======== EXERCISE INPUTS
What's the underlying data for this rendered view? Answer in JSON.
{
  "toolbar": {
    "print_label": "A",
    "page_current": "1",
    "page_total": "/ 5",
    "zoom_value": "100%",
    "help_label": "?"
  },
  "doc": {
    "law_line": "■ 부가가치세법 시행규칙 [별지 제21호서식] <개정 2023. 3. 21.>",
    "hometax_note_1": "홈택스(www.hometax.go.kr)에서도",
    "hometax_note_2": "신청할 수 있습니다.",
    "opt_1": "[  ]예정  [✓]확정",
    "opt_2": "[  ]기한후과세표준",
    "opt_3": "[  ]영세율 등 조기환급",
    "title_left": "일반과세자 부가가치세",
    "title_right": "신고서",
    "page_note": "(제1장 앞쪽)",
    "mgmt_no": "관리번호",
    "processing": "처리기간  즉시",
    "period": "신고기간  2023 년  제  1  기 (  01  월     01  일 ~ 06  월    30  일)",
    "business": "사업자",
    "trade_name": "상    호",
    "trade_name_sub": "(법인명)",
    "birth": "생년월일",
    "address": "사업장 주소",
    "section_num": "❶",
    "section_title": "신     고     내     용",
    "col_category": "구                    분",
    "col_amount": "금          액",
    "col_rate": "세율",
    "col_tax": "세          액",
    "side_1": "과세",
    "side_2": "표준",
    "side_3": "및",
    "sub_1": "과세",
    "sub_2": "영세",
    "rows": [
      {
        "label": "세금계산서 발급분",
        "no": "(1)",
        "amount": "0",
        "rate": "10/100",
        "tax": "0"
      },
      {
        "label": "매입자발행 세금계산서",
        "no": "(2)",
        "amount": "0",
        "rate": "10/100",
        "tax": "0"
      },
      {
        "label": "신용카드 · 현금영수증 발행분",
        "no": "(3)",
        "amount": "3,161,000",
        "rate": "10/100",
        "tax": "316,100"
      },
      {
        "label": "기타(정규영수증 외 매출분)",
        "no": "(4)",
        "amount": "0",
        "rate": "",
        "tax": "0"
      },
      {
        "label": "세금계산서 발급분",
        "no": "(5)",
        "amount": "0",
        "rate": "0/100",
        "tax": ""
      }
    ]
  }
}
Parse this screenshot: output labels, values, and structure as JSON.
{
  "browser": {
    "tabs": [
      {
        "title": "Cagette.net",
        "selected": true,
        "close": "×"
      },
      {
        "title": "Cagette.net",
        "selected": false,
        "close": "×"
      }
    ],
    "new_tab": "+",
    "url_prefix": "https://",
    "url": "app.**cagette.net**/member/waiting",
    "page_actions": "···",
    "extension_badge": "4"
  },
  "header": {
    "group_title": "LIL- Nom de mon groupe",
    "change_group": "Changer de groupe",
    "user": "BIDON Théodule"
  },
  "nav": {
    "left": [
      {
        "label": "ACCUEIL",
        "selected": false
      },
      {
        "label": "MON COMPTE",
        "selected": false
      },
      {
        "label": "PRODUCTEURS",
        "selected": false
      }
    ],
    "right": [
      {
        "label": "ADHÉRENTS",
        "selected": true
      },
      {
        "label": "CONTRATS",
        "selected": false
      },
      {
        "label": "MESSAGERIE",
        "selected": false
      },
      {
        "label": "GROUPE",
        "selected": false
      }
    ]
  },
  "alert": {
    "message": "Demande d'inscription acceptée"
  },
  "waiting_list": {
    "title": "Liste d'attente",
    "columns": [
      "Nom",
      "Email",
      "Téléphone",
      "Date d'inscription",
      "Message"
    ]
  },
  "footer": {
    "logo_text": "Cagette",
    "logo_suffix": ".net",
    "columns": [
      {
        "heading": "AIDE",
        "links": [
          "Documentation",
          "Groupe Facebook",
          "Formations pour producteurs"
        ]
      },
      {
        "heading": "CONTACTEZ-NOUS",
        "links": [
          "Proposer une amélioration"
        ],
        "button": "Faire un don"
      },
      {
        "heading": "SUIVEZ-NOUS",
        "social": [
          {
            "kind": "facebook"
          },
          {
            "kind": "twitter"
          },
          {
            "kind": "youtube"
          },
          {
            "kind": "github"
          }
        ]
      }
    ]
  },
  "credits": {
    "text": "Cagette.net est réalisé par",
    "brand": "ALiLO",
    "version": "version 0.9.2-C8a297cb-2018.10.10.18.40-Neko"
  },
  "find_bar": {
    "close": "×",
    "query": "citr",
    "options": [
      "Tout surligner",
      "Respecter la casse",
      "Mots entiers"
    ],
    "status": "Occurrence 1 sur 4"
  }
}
================
→ **CHALLENGE**: Give an exact repetition of all the material.

→ **ANSWER TO THE PROBLEM**:
What's the underlying data for this rendered view? Answer in JSON.
{
  "toolbar": {
    "print_label": "A",
    "page_current": "1",
    "page_total": "/ 5",
    "zoom_value": "100%",
    "help_label": "?"
  },
  "doc": {
    "law_line": "■ 부가가치세법 시행규칙 [별지 제21호서식] <개정 2023. 3. 21.>",
    "hometax_note_1": "홈택스(www.hometax.go.kr)에서도",
    "hometax_note_2": "신청할 수 있습니다.",
    "opt_1": "[  ]예정  [✓]확정",
    "opt_2": "[  ]기한후과세표준",
    "opt_3": "[  ]영세율 등 조기환급",
    "title_left": "일반과세자 부가가치세",
    "title_right": "신고서",
    "page_note": "(제1장 앞쪽)",
    "mgmt_no": "관리번호",
    "processing": "처리기간  즉시",
    "period": "신고기간  2023 년  제  1  기 (  01  월     01  일 ~ 06  월    30  일)",
    "business": "사업자",
    "trade_name": "상    호",
    "trade_name_sub": "(법인명)",
    "birth": "생년월일",
    "address": "사업장 주소",
    "section_num": "❶",
    "section_title": "신     고     내     용",
    "col_category": "구                    분",
    "col_amount": "금          액",
    "col_rate": "세율",
    "col_tax": "세          액",
    "side_1": "과세",
    "side_2": "표준",
    "side_3": "및",
    "sub_1": "과세",
    "sub_2": "영세",
    "rows": [
      {
        "label": "세금계산서 발급분",
        "no": "(1)",
        "amount": "0",
        "rate": "10/100",
        "tax": "0"
      },
      {
        "label": "매입자발행 세금계산서",
        "no": "(2)",
        "amount": "0",
        "rate": "10/100",
        "tax": "0"
      },
      {
        "label": "신용카드 · 현금영수증 발행분",
        "no": "(3)",
        "amount": "3,161,000",
        "rate": "10/100",
        "tax": "316,100"
      },
      {
        "label": "기타(정규영수증 외 매출분)",
        "no": "(4)",
        "amount": "0",
        "rate": "",
        "tax": "0"
      },
      {
        "label": "세금계산서 발급분",
        "no": "(5)",
        "amount": "0",
        "rate": "0/100",
        "tax": ""
      }
    ]
  }
}
Parse this screenshot: output labels, values, and structure as JSON.
{
  "browser": {
    "tabs": [
      {
        "title": "Cagette.net",
        "selected": true,
        "close": "×"
      },
      {
        "title": "Cagette.net",
        "selected": false,
        "close": "×"
      }
    ],
    "new_tab": "+",
    "url_prefix": "https://",
    "url": "app.**cagette.net**/member/waiting",
    "page_actions": "···",
    "extension_badge": "4"
  },
  "header": {
    "group_title": "LIL- Nom de mon groupe",
    "change_group": "Changer de groupe",
    "user": "BIDON Théodule"
  },
  "nav": {
    "left": [
      {
        "label": "ACCUEIL",
        "selected": false
      },
      {
        "label": "MON COMPTE",
        "selected": false
      },
      {
        "label": "PRODUCTEURS",
        "selected": false
      }
    ],
    "right": [
      {
        "label": "ADHÉRENTS",
        "selected": true
      },
      {
        "label": "CONTRATS",
        "selected": false
      },
      {
        "label": "MESSAGERIE",
        "selected": false
      },
      {
        "label": "GROUPE",
        "selected": false
      }
    ]
  },
  "alert": {
    "message": "Demande d'inscription acceptée"
  },
  "waiting_list": {
    "title": "Liste d'attente",
    "columns": [
      "Nom",
      "Email",
      "Téléphone",
      "Date d'inscription",
      "Message"
    ]
  },
  "footer": {
    "logo_text": "Cagette",
    "logo_suffix": ".net",
    "columns": [
      {
        "heading": "AIDE",
        "links": [
          "Documentation",
          "Groupe Facebook",
          "Formations pour producteurs"
        ]
      },
      {
        "heading": "CONTACTEZ-NOUS",
        "links": [
          "Proposer une amélioration"
        ],
        "button": "Faire un don"
      },
      {
        "heading": "SUIVEZ-NOUS",
        "social": [
          {
            "kind": "facebook"
          },
          {
            "kind": "twitter"
          },
          {
            "kind": "youtube"
          },
          {
            "kind": "github"
          }
        ]
      }
    ]
  },
  "credits": {
    "text": "Cagette.net est réalisé par",
    "brand": "ALiLO",
    "version": "version 0.9.2-C8a297cb-2018.10.10.18.40-Neko"
  },
  "find_bar": {
    "close": "×",
    "query": "citr",
    "options": [
      "Tout surligner",
      "Respecter la casse",
      "Mots entiers"
    ],
    "status": "Occurrence 1 sur 4"
  }
}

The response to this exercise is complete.